Copy out each line of the material exactly. Pictures do not belong in the copy.

---+---

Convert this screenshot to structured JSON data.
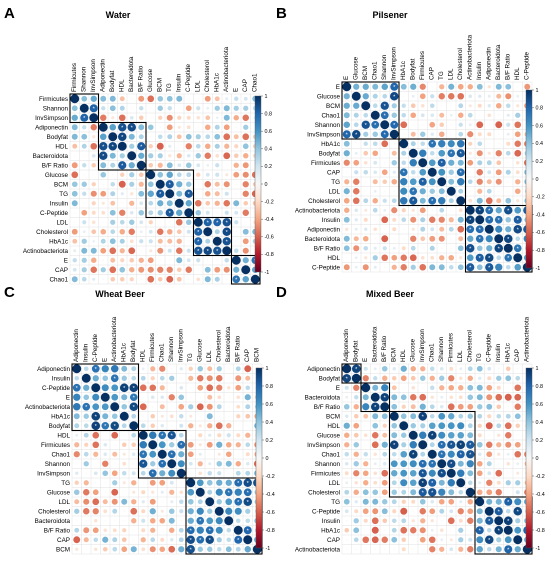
{
  "chart_data": [
    {
      "type": "heatmap",
      "panel_letter": "A",
      "title": "Water",
      "variables": [
        "Firmicutes",
        "Shannon",
        "InvSimpson",
        "Adiponectin",
        "Bodyfat",
        "HDL",
        "Bacteroidota",
        "B/F Ratio",
        "Glucose",
        "BCM",
        "TG",
        "Insulin",
        "C-Peptide",
        "LDL",
        "Cholesterol",
        "HbA1c",
        "Actinobacteriota",
        "E",
        "CAP",
        "Chao1"
      ],
      "clusters": [
        [
          0,
          2
        ],
        [
          3,
          7
        ],
        [
          8,
          12
        ],
        [
          13,
          16
        ],
        [
          17,
          19
        ]
      ],
      "colorbar_ticks": [
        "1",
        "0.8",
        "0.6",
        "0.4",
        "0.2",
        "0",
        "-0.2",
        "-0.4",
        "-0.6",
        "-0.8",
        "-1"
      ],
      "colorbar_range": [
        -1,
        1
      ],
      "significance_marker": "*"
    },
    {
      "type": "heatmap",
      "panel_letter": "B",
      "title": "Pilsener",
      "variables": [
        "E",
        "Glucose",
        "BCM",
        "Chao1",
        "Shannon",
        "InvSimpson",
        "HbA1c",
        "Bodyfat",
        "Firmicutes",
        "CAP",
        "TG",
        "LDL",
        "Cholesterol",
        "Actinobacteriota",
        "Insulin",
        "Adiponectin",
        "Bacteroidota",
        "B/F Ratio",
        "HDL",
        "C-Peptide"
      ],
      "clusters": [
        [
          0,
          5
        ],
        [
          6,
          12
        ],
        [
          13,
          19
        ]
      ],
      "colorbar_ticks": [
        "1",
        "0.8",
        "0.6",
        "0.4",
        "0.2",
        "0",
        "-0.2",
        "-0.4",
        "-0.6",
        "-0.8",
        "-1"
      ],
      "colorbar_range": [
        -1,
        1
      ],
      "significance_marker": "*"
    },
    {
      "type": "heatmap",
      "panel_letter": "C",
      "title": "Wheat Beer",
      "variables": [
        "Adiponectin",
        "Insulin",
        "C-Peptide",
        "E",
        "Actinobacteriota",
        "HbA1c",
        "Bodyfat",
        "HDL",
        "Firmicutes",
        "Chao1",
        "Shannon",
        "InvSimpson",
        "TG",
        "Glucose",
        "LDL",
        "Cholesterol",
        "Bacteroidota",
        "B/F Ratio",
        "CAP",
        "BCM"
      ],
      "clusters": [
        [
          0,
          6
        ],
        [
          7,
          11
        ],
        [
          12,
          19
        ]
      ],
      "colorbar_ticks": [
        "1",
        "0.8",
        "0.6",
        "0.4",
        "0.2",
        "0",
        "-0.2",
        "-0.4",
        "-0.6",
        "-0.8",
        "-1"
      ],
      "colorbar_range": [
        -1,
        1
      ],
      "significance_marker": "*"
    },
    {
      "type": "heatmap",
      "panel_letter": "D",
      "title": "Mixed Beer",
      "variables": [
        "Adiponectin",
        "Bodyfat",
        "E",
        "Bacteroidota",
        "B/F Ratio",
        "BCM",
        "HDL",
        "Glucose",
        "InvSimpson",
        "Chao1",
        "Shannon",
        "Firmicutes",
        "LDL",
        "Cholesterol",
        "TG",
        "C-Peptide",
        "Insulin",
        "HbA1c",
        "CAP",
        "Actinobacteriota"
      ],
      "clusters": [
        [
          0,
          1
        ],
        [
          2,
          4
        ],
        [
          5,
          13
        ],
        [
          14,
          19
        ]
      ],
      "colorbar_ticks": [
        "1",
        "0.8",
        "0.6",
        "0.4",
        "0.2",
        "0",
        "-0.2",
        "-0.4",
        "-0.6",
        "-0.8",
        "-1"
      ],
      "colorbar_range": [
        -1,
        1
      ],
      "significance_marker": "*"
    }
  ]
}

---+---

_Answer section_.
Convert this screenshot to structured JSON data.
{
  "chart_data": [
    {
      "type": "heatmap",
      "panel_letter": "A",
      "title": "Water",
      "variables": [
        "Firmicutes",
        "Shannon",
        "InvSimpson",
        "Adiponectin",
        "Bodyfat",
        "HDL",
        "Bacteroidota",
        "B/F Ratio",
        "Glucose",
        "BCM",
        "TG",
        "Insulin",
        "C-Peptide",
        "LDL",
        "Cholesterol",
        "HbA1c",
        "Actinobacteriota",
        "E",
        "CAP",
        "Chao1"
      ],
      "clusters": [
        [
          0,
          2
        ],
        [
          3,
          7
        ],
        [
          8,
          12
        ],
        [
          13,
          16
        ],
        [
          17,
          19
        ]
      ],
      "colorbar_ticks": [
        "1",
        "0.8",
        "0.6",
        "0.4",
        "0.2",
        "0",
        "-0.2",
        "-0.4",
        "-0.6",
        "-0.8",
        "-1"
      ],
      "colorbar_range": [
        -1,
        1
      ],
      "significance_marker": "*"
    },
    {
      "type": "heatmap",
      "panel_letter": "B",
      "title": "Pilsener",
      "variables": [
        "E",
        "Glucose",
        "BCM",
        "Chao1",
        "Shannon",
        "InvSimpson",
        "HbA1c",
        "Bodyfat",
        "Firmicutes",
        "CAP",
        "TG",
        "LDL",
        "Cholesterol",
        "Actinobacteriota",
        "Insulin",
        "Adiponectin",
        "Bacteroidota",
        "B/F Ratio",
        "HDL",
        "C-Peptide"
      ],
      "clusters": [
        [
          0,
          5
        ],
        [
          6,
          12
        ],
        [
          13,
          19
        ]
      ],
      "colorbar_ticks": [
        "1",
        "0.8",
        "0.6",
        "0.4",
        "0.2",
        "0",
        "-0.2",
        "-0.4",
        "-0.6",
        "-0.8",
        "-1"
      ],
      "colorbar_range": [
        -1,
        1
      ],
      "significance_marker": "*"
    },
    {
      "type": "heatmap",
      "panel_letter": "C",
      "title": "Wheat Beer",
      "variables": [
        "Adiponectin",
        "Insulin",
        "C-Peptide",
        "E",
        "Actinobacteriota",
        "HbA1c",
        "Bodyfat",
        "HDL",
        "Firmicutes",
        "Chao1",
        "Shannon",
        "InvSimpson",
        "TG",
        "Glucose",
        "LDL",
        "Cholesterol",
        "Bacteroidota",
        "B/F Ratio",
        "CAP",
        "BCM"
      ],
      "clusters": [
        [
          0,
          6
        ],
        [
          7,
          11
        ],
        [
          12,
          19
        ]
      ],
      "colorbar_ticks": [
        "1",
        "0.8",
        "0.6",
        "0.4",
        "0.2",
        "0",
        "-0.2",
        "-0.4",
        "-0.6",
        "-0.8",
        "-1"
      ],
      "colorbar_range": [
        -1,
        1
      ],
      "significance_marker": "*"
    },
    {
      "type": "heatmap",
      "panel_letter": "D",
      "title": "Mixed Beer",
      "variables": [
        "Adiponectin",
        "Bodyfat",
        "E",
        "Bacteroidota",
        "B/F Ratio",
        "BCM",
        "HDL",
        "Glucose",
        "InvSimpson",
        "Chao1",
        "Shannon",
        "Firmicutes",
        "LDL",
        "Cholesterol",
        "TG",
        "C-Peptide",
        "Insulin",
        "HbA1c",
        "CAP",
        "Actinobacteriota"
      ],
      "clusters": [
        [
          0,
          1
        ],
        [
          2,
          4
        ],
        [
          5,
          13
        ],
        [
          14,
          19
        ]
      ],
      "colorbar_ticks": [
        "1",
        "0.8",
        "0.6",
        "0.4",
        "0.2",
        "0",
        "-0.2",
        "-0.4",
        "-0.6",
        "-0.8",
        "-1"
      ],
      "colorbar_range": [
        -1,
        1
      ],
      "significance_marker": "*"
    }
  ]
}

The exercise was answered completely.